== WHAT THE EXERCISE ASKS ==
Return the entries below verbatim. Pictures stay out.

== RECORDS SHOWN ==
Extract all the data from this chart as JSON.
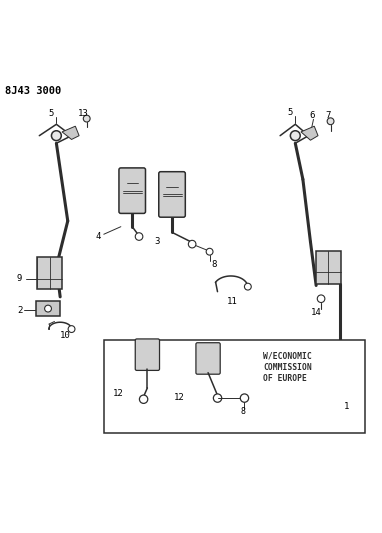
{
  "title": "8J43 3000",
  "background_color": "#ffffff",
  "line_color": "#2d2d2d",
  "label_color": "#000000",
  "fig_width": 3.82,
  "fig_height": 5.33,
  "dpi": 100,
  "box_text": "W/ECONOMIC\nCOMMISSION\nOF EUROPE"
}
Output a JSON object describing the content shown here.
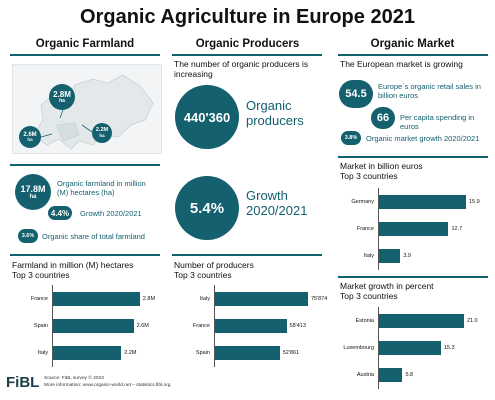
{
  "title": "Organic Agriculture in Europe",
  "year": "2021",
  "columns": {
    "farmland": "Organic Farmland",
    "producers": "Organic Producers",
    "market": "Organic Market"
  },
  "map_bubbles": [
    {
      "value": "2.8M",
      "unit": "ha"
    },
    {
      "value": "2.6M",
      "unit": "ha"
    },
    {
      "value": "2.2M",
      "unit": "ha"
    }
  ],
  "farmland_stats": {
    "area": {
      "value": "17.8M",
      "unit": "ha",
      "label": "Organic farmland in million (M) hectares (ha)"
    },
    "growth": {
      "value": "4.4%",
      "label": "Growth 2020/2021"
    },
    "share": {
      "value": "3.6%",
      "label": "Organic share of total farmland"
    }
  },
  "producer_stats": {
    "intro": "The number of organic producers is increasing",
    "count": {
      "value": "440'360",
      "label": "Organic producers"
    },
    "growth": {
      "value": "5.4%",
      "label": "Growth 2020/2021"
    }
  },
  "market_stats": {
    "intro": "The European market is growing",
    "sales": {
      "value": "54.5",
      "label": "Europe´s organic retail sales in billion euros"
    },
    "per_capita": {
      "value": "66",
      "label": "Per capita spending in euros"
    },
    "growth": {
      "value": "3.8%",
      "label": "Organic market growth 2020/2021"
    }
  },
  "footer": {
    "logo": "FiBL",
    "source": "Source: FiBL survey © 2023",
    "more": "More information: www.organic-world.net – statistics.fibl.org"
  },
  "chart_data": [
    {
      "type": "bar",
      "title": "Farmland in million (M) hectares",
      "subtitle": "Top 3 countries",
      "categories": [
        "France",
        "Spain",
        "Italy"
      ],
      "values": [
        2.8,
        2.6,
        2.2
      ],
      "labels": [
        "2.8M",
        "2.6M",
        "2.2M"
      ],
      "xlim": [
        0,
        3.0
      ]
    },
    {
      "type": "bar",
      "title": "Number of producers",
      "subtitle": "Top 3 countries",
      "categories": [
        "Italy",
        "France",
        "Spain"
      ],
      "values": [
        75874,
        58413,
        52861
      ],
      "labels": [
        "75'874",
        "58'413",
        "52'861"
      ],
      "xlim": [
        0,
        80000
      ]
    },
    {
      "type": "bar",
      "title": "Market in billion euros",
      "subtitle": "Top 3 countries",
      "categories": [
        "Germany",
        "France",
        "Italy"
      ],
      "values": [
        15.9,
        12.7,
        3.9
      ],
      "labels": [
        "15.9",
        "12.7",
        "3.9"
      ],
      "xlim": [
        0,
        17
      ]
    },
    {
      "type": "bar",
      "title": "Market growth in percent",
      "subtitle": "Top 3 countries",
      "categories": [
        "Estonia",
        "Luxembourg",
        "Austria"
      ],
      "values": [
        21.0,
        15.3,
        5.8
      ],
      "labels": [
        "21.0",
        "15.3",
        "5.8"
      ],
      "xlim": [
        0,
        23
      ]
    }
  ],
  "colors": {
    "accent": "#14606f"
  }
}
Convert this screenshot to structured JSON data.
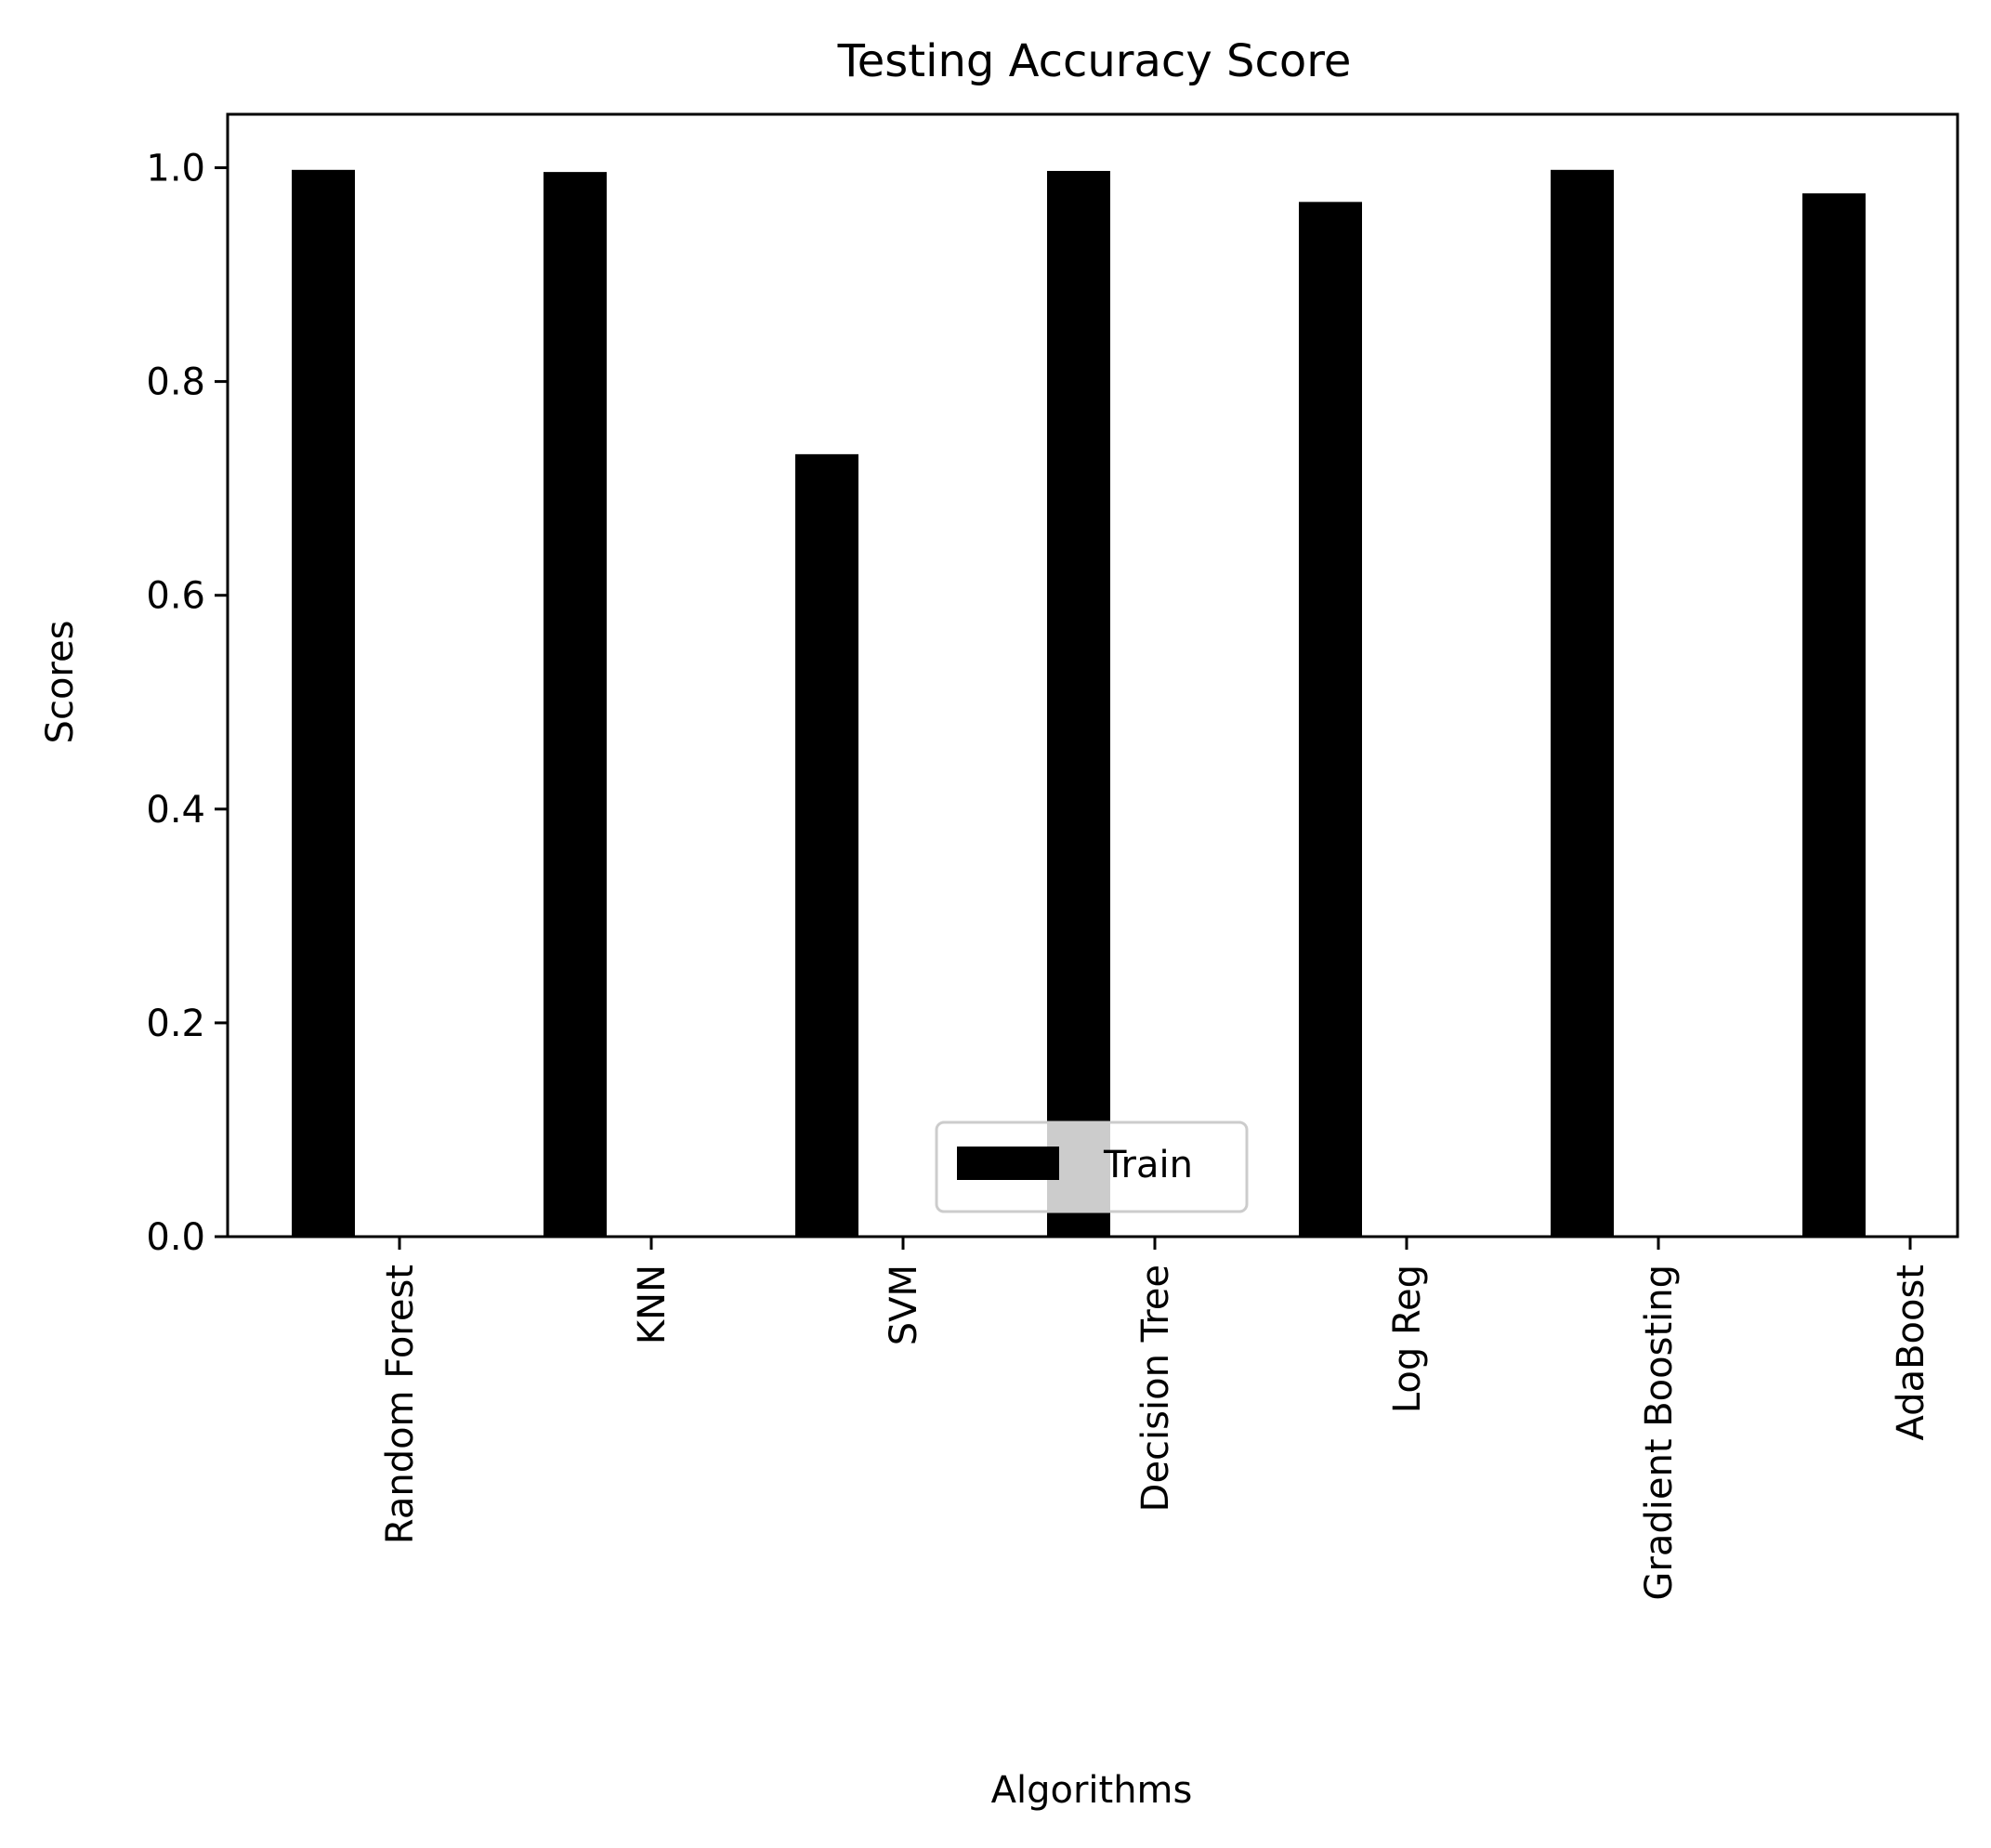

== RESULT ==
Extract all the data from this chart as JSON.
{
  "title": "8J43 3000",
  "background_color": "#ffffff",
  "line_color": "#2d2d2d",
  "label_color": "#000000",
  "fig_width": 3.82,
  "fig_height": 5.33,
  "dpi": 100,
  "box_text": "W/ECONOMIC\nCOMMISSION\nOF EUROPE"
}
Output a JSON object describing the content shown here.
{
  "title": "Organic Agriculture in Europe",
  "year": "2021",
  "columns": {
    "farmland": "Organic Farmland",
    "producers": "Organic Producers",
    "market": "Organic Market"
  },
  "map_bubbles": [
    {
      "value": "2.8M",
      "unit": "ha"
    },
    {
      "value": "2.6M",
      "unit": "ha"
    },
    {
      "value": "2.2M",
      "unit": "ha"
    }
  ],
  "farmland_stats": {
    "area": {
      "value": "17.8M",
      "unit": "ha",
      "label": "Organic farmland in million (M) hectares (ha)"
    },
    "growth": {
      "value": "4.4%",
      "label": "Growth 2020/2021"
    },
    "share": {
      "value": "3.6%",
      "label": "Organic share of total farmland"
    }
  },
  "producer_stats": {
    "intro": "The number of organic producers is increasing",
    "count": {
      "value": "440'360",
      "label": "Organic producers"
    },
    "growth": {
      "value": "5.4%",
      "label": "Growth 2020/2021"
    }
  },
  "market_stats": {
    "intro": "The European market is growing",
    "sales": {
      "value": "54.5",
      "label": "Europe´s organic retail sales in billion euros"
    },
    "per_capita": {
      "value": "66",
      "label": "Per capita spending in euros"
    },
    "growth": {
      "value": "3.8%",
      "label": "Organic market growth 2020/2021"
    }
  },
  "footer": {
    "logo": "FiBL",
    "source": "Source: FiBL survey © 2023",
    "more": "More information: www.organic-world.net – statistics.fibl.org"
  },
  "chart_data": [
    {
      "type": "bar",
      "title": "Farmland in million (M) hectares",
      "subtitle": "Top 3 countries",
      "categories": [
        "France",
        "Spain",
        "Italy"
      ],
      "values": [
        2.8,
        2.6,
        2.2
      ],
      "labels": [
        "2.8M",
        "2.6M",
        "2.2M"
      ],
      "xlim": [
        0,
        3.0
      ]
    },
    {
      "type": "bar",
      "title": "Number of producers",
      "subtitle": "Top 3 countries",
      "categories": [
        "Italy",
        "France",
        "Spain"
      ],
      "values": [
        75874,
        58413,
        52861
      ],
      "labels": [
        "75'874",
        "58'413",
        "52'861"
      ],
      "xlim": [
        0,
        80000
      ]
    },
    {
      "type": "bar",
      "title": "Market in billion euros",
      "subtitle": "Top 3 countries",
      "categories": [
        "Germany",
        "France",
        "Italy"
      ],
      "values": [
        15.9,
        12.7,
        3.9
      ],
      "labels": [
        "15.9",
        "12.7",
        "3.9"
      ],
      "xlim": [
        0,
        17
      ]
    },
    {
      "type": "bar",
      "title": "Market growth in percent",
      "subtitle": "Top 3 countries",
      "categories": [
        "Estonia",
        "Luxembourg",
        "Austria"
      ],
      "values": [
        21.0,
        15.3,
        5.8
      ],
      "labels": [
        "21.0",
        "15.3",
        "5.8"
      ],
      "xlim": [
        0,
        23
      ]
    }
  ],
  "colors": {
    "accent": "#14606f"
  }
}
Convert this screenshot to structured JSON data.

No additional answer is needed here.